### Records from a collection
#####
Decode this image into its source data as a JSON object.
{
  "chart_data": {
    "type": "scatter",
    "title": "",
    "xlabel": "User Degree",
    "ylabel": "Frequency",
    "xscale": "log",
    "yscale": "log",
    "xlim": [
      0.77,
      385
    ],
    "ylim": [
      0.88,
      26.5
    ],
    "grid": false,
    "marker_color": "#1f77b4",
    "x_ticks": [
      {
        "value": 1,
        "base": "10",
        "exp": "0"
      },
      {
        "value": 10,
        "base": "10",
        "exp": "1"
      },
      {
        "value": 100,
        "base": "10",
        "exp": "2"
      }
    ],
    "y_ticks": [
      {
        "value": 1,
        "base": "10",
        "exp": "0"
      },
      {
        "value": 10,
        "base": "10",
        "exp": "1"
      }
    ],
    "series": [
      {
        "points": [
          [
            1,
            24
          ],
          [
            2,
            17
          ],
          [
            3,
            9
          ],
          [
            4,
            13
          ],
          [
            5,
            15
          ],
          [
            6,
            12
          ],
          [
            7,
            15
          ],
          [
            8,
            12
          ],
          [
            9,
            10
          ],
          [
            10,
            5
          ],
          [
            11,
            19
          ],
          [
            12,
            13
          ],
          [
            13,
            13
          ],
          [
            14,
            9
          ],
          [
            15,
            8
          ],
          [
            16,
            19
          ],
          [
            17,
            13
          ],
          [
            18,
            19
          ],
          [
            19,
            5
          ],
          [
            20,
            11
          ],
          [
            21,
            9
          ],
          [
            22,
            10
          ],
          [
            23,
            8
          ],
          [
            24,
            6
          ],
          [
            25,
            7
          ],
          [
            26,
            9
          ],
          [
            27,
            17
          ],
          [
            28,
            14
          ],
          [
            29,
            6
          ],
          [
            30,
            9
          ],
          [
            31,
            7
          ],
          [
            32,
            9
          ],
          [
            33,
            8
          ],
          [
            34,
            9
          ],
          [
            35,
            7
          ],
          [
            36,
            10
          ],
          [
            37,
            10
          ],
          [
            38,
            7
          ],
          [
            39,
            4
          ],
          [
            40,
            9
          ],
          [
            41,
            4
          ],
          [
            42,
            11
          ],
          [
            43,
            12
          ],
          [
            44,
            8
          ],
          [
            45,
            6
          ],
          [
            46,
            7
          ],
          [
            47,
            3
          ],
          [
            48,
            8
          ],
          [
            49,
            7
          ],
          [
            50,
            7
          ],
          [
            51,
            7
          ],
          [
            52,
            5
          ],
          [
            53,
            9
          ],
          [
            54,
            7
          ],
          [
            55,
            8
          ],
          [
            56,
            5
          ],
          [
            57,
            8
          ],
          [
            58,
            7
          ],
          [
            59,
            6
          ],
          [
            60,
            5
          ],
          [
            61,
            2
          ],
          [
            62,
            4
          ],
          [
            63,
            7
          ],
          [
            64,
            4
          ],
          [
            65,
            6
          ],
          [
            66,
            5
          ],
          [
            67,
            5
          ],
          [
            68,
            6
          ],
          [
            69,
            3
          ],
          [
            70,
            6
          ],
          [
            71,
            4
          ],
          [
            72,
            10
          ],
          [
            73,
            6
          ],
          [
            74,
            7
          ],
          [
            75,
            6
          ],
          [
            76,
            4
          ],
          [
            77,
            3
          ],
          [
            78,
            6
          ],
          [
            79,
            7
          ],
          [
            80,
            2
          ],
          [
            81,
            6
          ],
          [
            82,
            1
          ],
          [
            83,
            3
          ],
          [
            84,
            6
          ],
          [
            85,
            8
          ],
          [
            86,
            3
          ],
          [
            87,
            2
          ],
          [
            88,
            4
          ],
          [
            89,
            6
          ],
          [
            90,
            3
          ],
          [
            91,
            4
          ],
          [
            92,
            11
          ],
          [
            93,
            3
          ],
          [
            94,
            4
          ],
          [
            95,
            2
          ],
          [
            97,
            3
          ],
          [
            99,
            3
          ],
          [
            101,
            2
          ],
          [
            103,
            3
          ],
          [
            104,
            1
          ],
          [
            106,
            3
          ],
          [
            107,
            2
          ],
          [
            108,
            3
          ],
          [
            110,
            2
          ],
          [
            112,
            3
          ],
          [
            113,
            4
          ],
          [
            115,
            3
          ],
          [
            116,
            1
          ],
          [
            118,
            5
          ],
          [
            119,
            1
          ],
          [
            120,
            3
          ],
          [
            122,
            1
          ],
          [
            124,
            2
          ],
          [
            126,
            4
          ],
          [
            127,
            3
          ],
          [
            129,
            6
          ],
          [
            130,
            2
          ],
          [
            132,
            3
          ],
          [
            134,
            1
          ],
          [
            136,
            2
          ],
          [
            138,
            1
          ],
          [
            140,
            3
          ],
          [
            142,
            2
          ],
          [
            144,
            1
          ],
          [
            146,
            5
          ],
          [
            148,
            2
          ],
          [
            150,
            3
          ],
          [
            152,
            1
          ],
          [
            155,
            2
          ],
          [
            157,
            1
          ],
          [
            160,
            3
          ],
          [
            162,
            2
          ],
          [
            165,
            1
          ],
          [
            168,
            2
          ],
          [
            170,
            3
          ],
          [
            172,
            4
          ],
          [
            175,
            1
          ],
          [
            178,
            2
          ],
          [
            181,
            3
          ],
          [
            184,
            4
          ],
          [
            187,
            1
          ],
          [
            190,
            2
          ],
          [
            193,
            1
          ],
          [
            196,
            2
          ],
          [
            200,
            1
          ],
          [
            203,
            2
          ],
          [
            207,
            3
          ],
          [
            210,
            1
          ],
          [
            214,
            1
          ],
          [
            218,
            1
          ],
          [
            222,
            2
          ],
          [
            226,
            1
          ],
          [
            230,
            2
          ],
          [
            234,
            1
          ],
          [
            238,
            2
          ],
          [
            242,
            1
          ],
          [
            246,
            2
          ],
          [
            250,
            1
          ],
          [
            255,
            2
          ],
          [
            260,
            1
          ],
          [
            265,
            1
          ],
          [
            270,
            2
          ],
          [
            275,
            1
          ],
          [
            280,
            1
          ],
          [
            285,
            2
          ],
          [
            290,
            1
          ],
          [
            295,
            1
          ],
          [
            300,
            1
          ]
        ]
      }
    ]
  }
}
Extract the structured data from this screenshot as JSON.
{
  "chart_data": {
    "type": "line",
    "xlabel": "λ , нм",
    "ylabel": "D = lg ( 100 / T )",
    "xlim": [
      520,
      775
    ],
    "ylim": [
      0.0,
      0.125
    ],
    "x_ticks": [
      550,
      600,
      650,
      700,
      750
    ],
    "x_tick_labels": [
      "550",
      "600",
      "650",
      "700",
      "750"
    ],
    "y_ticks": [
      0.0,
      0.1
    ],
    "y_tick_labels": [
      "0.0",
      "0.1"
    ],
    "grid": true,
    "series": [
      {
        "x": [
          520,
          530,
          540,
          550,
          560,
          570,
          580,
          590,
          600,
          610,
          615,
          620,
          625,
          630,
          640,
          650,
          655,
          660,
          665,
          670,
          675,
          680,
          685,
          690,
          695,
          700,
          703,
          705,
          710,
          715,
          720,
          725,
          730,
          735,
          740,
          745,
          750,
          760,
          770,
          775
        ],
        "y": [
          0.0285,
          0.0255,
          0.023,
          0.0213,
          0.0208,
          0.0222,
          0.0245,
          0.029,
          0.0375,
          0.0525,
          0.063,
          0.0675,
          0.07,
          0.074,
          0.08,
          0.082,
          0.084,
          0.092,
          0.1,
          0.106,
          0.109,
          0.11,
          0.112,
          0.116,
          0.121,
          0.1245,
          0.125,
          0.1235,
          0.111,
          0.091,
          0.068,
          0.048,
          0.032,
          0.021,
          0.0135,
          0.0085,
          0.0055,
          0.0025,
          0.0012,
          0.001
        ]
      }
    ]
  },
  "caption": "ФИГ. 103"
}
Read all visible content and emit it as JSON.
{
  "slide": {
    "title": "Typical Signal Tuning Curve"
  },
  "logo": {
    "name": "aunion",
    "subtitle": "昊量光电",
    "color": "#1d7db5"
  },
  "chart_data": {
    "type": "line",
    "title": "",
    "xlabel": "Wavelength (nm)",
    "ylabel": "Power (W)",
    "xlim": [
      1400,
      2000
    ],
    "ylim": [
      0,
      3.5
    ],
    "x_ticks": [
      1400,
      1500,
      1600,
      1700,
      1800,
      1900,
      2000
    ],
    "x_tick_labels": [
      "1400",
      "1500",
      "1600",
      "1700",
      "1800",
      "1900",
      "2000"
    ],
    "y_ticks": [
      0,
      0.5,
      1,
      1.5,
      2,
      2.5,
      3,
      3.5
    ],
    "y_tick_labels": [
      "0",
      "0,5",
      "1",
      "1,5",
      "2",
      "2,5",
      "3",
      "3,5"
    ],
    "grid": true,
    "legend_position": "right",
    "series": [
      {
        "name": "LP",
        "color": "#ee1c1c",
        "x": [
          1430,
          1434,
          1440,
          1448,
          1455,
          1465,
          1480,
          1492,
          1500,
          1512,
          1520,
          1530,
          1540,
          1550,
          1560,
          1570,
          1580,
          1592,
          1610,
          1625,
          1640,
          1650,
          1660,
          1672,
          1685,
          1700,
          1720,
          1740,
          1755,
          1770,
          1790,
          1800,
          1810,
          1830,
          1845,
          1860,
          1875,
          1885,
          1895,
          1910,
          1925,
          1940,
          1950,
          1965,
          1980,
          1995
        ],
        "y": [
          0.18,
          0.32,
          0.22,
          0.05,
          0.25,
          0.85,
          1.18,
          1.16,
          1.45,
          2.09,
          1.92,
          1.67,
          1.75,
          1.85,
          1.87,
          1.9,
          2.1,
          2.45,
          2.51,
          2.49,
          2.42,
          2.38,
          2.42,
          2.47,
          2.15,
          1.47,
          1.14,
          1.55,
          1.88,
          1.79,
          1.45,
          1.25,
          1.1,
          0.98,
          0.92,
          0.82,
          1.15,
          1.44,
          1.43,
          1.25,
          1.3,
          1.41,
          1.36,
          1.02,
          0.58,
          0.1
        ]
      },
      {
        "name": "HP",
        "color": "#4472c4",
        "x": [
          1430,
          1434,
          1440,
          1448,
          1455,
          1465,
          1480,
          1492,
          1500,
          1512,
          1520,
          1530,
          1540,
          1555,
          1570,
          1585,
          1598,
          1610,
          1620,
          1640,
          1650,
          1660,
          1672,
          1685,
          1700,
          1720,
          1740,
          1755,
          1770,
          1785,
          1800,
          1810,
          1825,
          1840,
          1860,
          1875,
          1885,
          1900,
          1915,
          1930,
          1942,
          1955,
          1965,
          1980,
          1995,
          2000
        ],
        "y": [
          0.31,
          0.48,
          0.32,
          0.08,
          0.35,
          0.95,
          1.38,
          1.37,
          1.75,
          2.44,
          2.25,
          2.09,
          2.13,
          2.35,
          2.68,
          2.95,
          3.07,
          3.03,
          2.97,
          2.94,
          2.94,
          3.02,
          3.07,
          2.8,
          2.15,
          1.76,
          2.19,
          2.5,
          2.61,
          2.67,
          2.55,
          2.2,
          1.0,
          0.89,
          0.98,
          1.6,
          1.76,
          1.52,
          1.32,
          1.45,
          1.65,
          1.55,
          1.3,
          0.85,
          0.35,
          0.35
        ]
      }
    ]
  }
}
#####
### What you need to do
Select the lines in this material that hold the word "JSON", leaving none out.

### Result for this task
Decode this image into its source data as a JSON object.
Extract the structured data from this screenshot as JSON.
Read all visible content and emit it as JSON.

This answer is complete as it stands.